_DOCUMENT SEGMENT_.
## begin

The only time that a patron will actually read a sign is to twist it to their own needs.

But wait, it gets better!

The woman then sneeringly told her husband that Mae probably wouldn’t let hum use the staff chair either but “that’s alright, you can trip ‘er as she walks by.”\

Yes, that’s right, she said it. At this point I’d like to give a round of applause for Mae because no one ended up dead…except for the chair, it’s never smelled the same after that despite the dousing of Lysol it received. Funeral services will be held Saturday.

I listened to her relate this tale with my mouth agape and could not think of a single thing to say. Me…miss verbal diarrhea was left speechless…that was my level of shock. As much as I like patrons taking care of themselves in the library, this is too much. I also like the fact that they can threaten us and we have no recourse. Where else in life can you threaten somebody without being incarcerated? I can’t walk into a store and threaten to trip the woman who monopolizes the entire isle without 3 civil suits slapped on me. I can’t tell someone I’m going to hit him or her if they don’t hurry up in the ATM line without the SWAT team being called in. So why, oh why, is it okay to hurt a librarian?! Who will be our champion in the face of such evil?

That’s it, I don’t care what the director says, tomorrow I’m bringing my flame-thrower to work. Job satisfaction will go up and I guarantee patron complaints will go down.

This blog is brought to you by the makers of Lysol. Friend to Librarians everywhere. We’d all die of plague if it weren’t for you.

## end

_WHAT YOU WILL DO_.
Copy everything from "The woman then" down to "be held Saturday." in the library blog post, substituting "stool" for "chair". The lines after this point are separate material, unrelated to the library blog post.

_INFORMATION SUPPLIED_.
## begin

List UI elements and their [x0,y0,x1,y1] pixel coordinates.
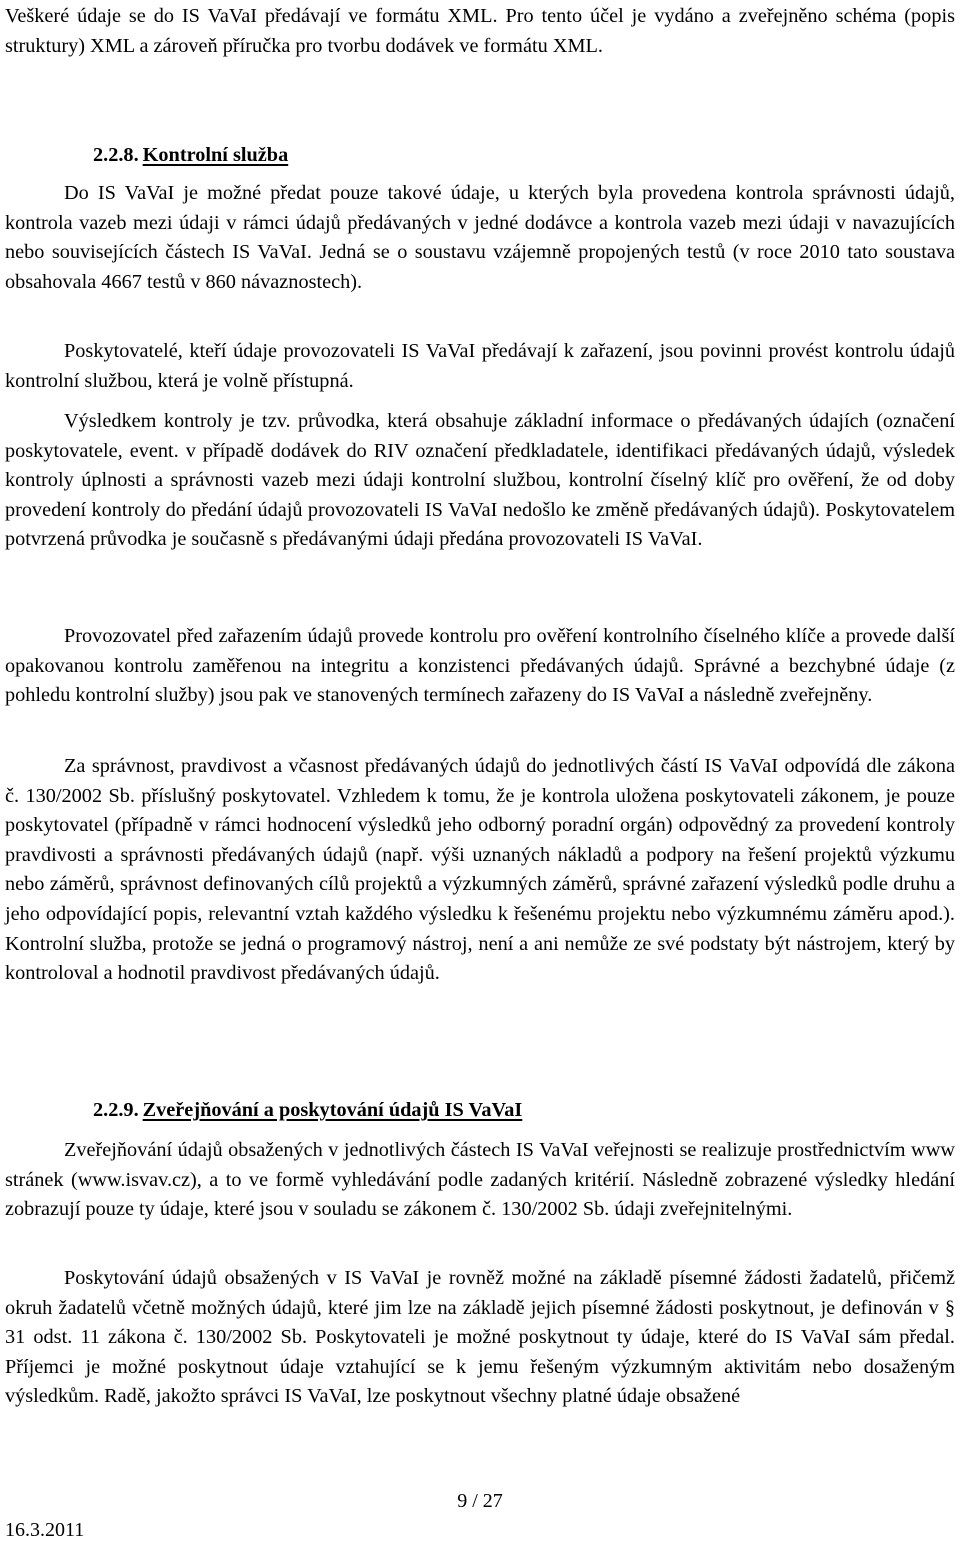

## end
## begin

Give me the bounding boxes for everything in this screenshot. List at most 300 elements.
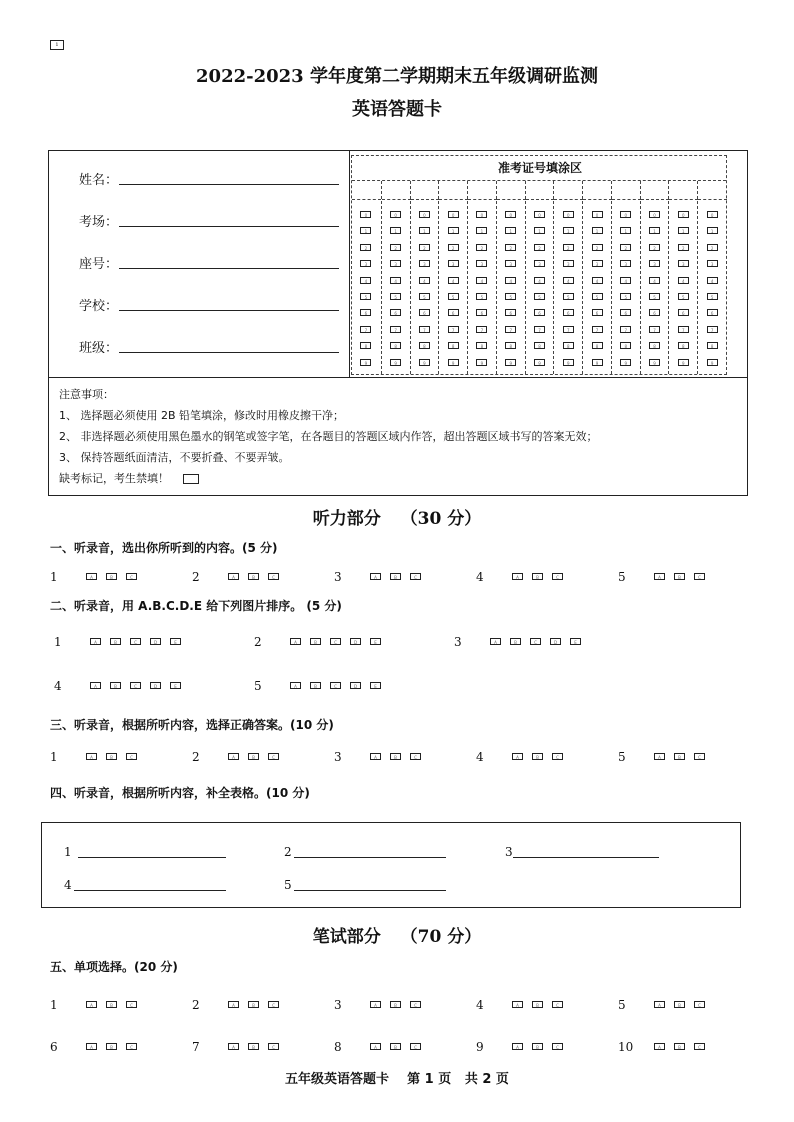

## end
## begin

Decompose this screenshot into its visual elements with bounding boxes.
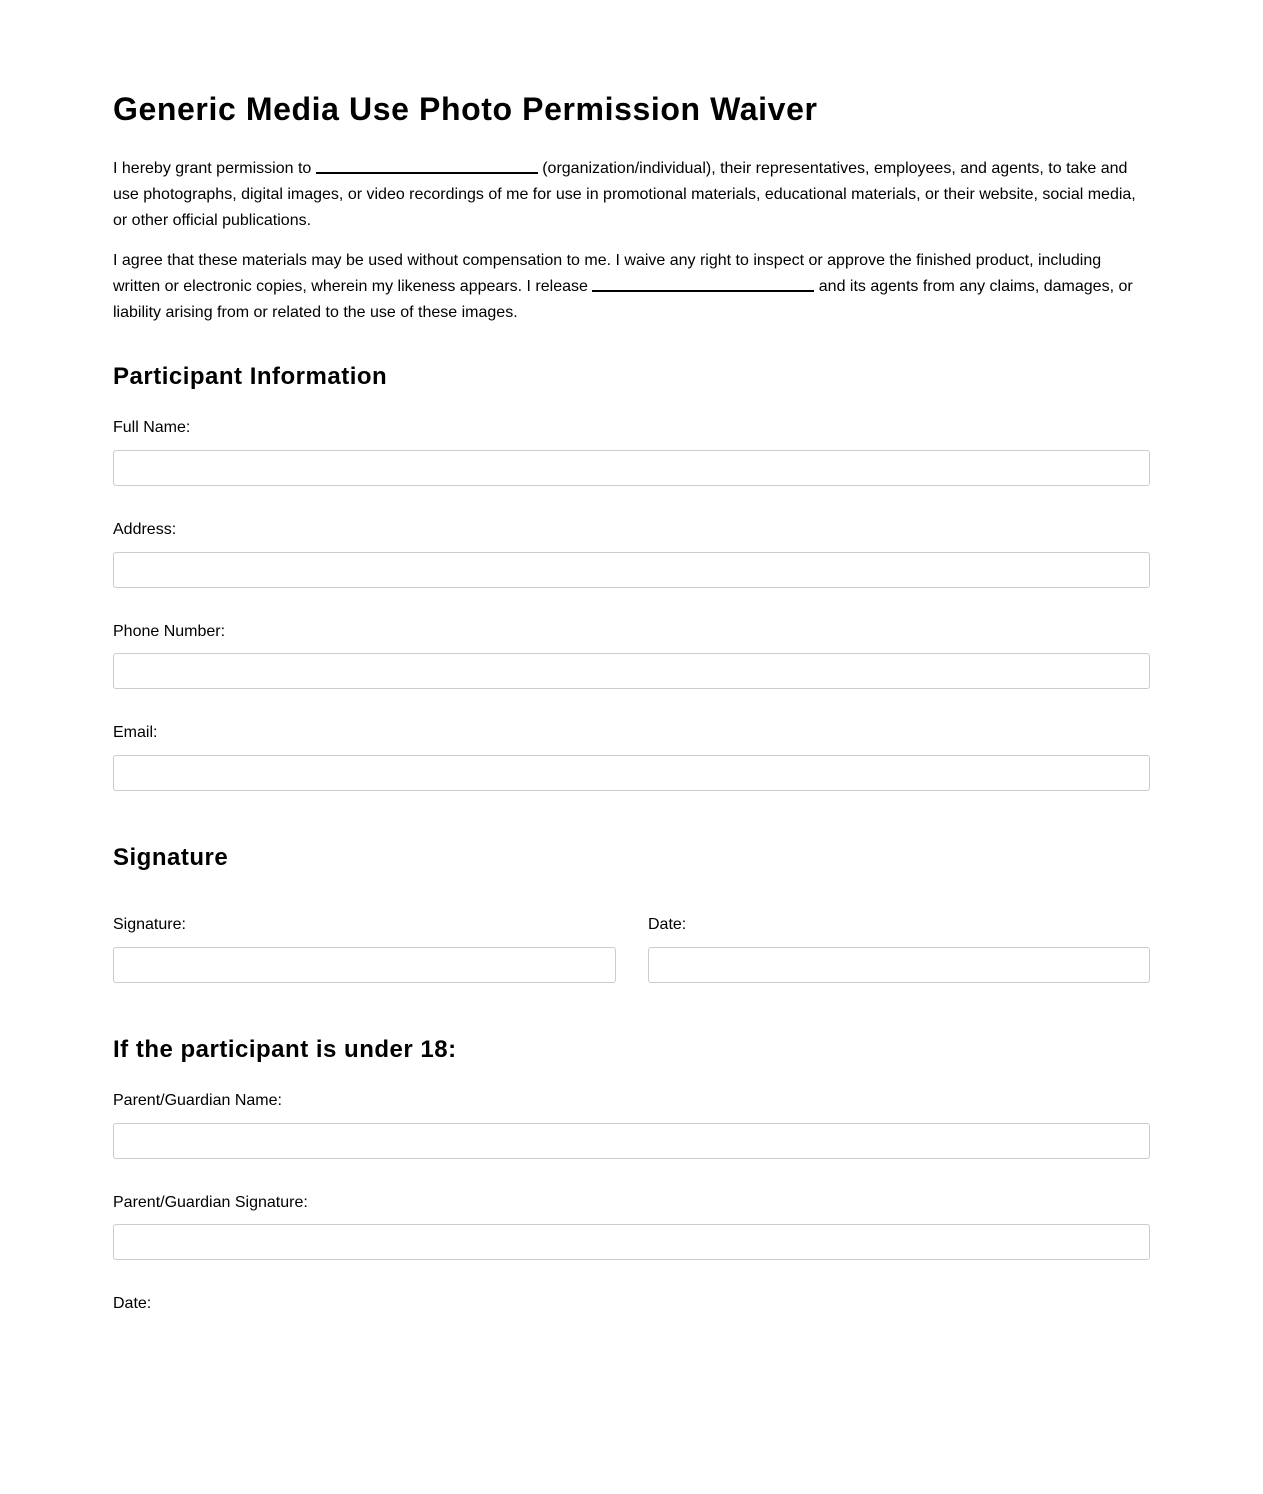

## end

_SOLVED PROBLEM_.
The woman then sneeringly told her husband that Mae probably wouldn’t let hum use the staff stool either but “that’s alright, you can trip ‘er as she walks by.”\

Yes, that’s right, she said it. At this point I’d like to give a round of applause for Mae because no one ended up dead…except for the stool, it’s never smelled the same after that despite the dousing of Lysol it received. Funeral services will be held Saturday.